[START OF Records for the exercise]
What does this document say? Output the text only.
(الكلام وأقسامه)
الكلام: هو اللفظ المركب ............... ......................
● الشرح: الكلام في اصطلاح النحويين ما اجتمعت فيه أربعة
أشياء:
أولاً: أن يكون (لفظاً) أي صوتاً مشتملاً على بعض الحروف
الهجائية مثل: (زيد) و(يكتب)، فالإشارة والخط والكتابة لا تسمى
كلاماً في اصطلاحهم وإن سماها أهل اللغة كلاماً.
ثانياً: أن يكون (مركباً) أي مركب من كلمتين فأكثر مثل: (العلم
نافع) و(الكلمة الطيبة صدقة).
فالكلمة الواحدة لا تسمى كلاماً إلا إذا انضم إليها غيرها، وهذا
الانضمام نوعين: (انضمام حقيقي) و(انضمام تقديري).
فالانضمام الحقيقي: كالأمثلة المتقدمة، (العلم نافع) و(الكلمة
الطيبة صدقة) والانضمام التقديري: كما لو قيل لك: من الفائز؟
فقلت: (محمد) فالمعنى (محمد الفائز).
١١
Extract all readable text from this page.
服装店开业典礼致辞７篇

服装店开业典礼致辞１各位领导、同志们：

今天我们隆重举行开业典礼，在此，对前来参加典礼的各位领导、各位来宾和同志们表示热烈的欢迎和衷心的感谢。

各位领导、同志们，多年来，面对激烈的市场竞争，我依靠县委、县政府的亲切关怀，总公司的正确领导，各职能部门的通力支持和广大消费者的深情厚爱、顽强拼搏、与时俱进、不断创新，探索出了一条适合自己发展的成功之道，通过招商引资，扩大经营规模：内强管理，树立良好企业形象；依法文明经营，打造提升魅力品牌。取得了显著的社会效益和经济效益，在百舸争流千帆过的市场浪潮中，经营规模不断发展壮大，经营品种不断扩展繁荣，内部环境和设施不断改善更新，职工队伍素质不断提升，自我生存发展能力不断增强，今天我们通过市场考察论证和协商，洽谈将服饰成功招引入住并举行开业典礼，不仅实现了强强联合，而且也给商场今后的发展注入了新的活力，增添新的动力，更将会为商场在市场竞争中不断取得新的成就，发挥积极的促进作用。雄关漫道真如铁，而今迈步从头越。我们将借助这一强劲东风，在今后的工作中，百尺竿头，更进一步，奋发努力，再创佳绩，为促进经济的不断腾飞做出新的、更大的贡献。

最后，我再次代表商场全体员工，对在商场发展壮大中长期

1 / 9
[END OF Records for the exercise]
## Your objective
Only the lines from the one containing "Extract all readable text from this page." to the end of the data should be printed, exactly as they stand.

## Output for this exercise
Extract all readable text from this page.
服装店开业典礼致辞７篇

服装店开业典礼致辞１各位领导、同志们：

今天我们隆重举行开业典礼，在此，对前来参加典礼的各位领导、各位来宾和同志们表示热烈的欢迎和衷心的感谢。

各位领导、同志们，多年来，面对激烈的市场竞争，我依靠县委、县政府的亲切关怀，总公司的正确领导，各职能部门的通力支持和广大消费者的深情厚爱、顽强拼搏、与时俱进、不断创新，探索出了一条适合自己发展的成功之道，通过招商引资，扩大经营规模：内强管理，树立良好企业形象；依法文明经营，打造提升魅力品牌。取得了显著的社会效益和经济效益，在百舸争流千帆过的市场浪潮中，经营规模不断发展壮大，经营品种不断扩展繁荣，内部环境和设施不断改善更新，职工队伍素质不断提升，自我生存发展能力不断增强，今天我们通过市场考察论证和协商，洽谈将服饰成功招引入住并举行开业典礼，不仅实现了强强联合，而且也给商场今后的发展注入了新的活力，增添新的动力，更将会为商场在市场竞争中不断取得新的成就，发挥积极的促进作用。雄关漫道真如铁，而今迈步从头越。我们将借助这一强劲东风，在今后的工作中，百尺竿头，更进一步，奋发努力，再创佳绩，为促进经济的不断腾飞做出新的、更大的贡献。

最后，我再次代表商场全体员工，对在商场发展壮大中长期

1 / 9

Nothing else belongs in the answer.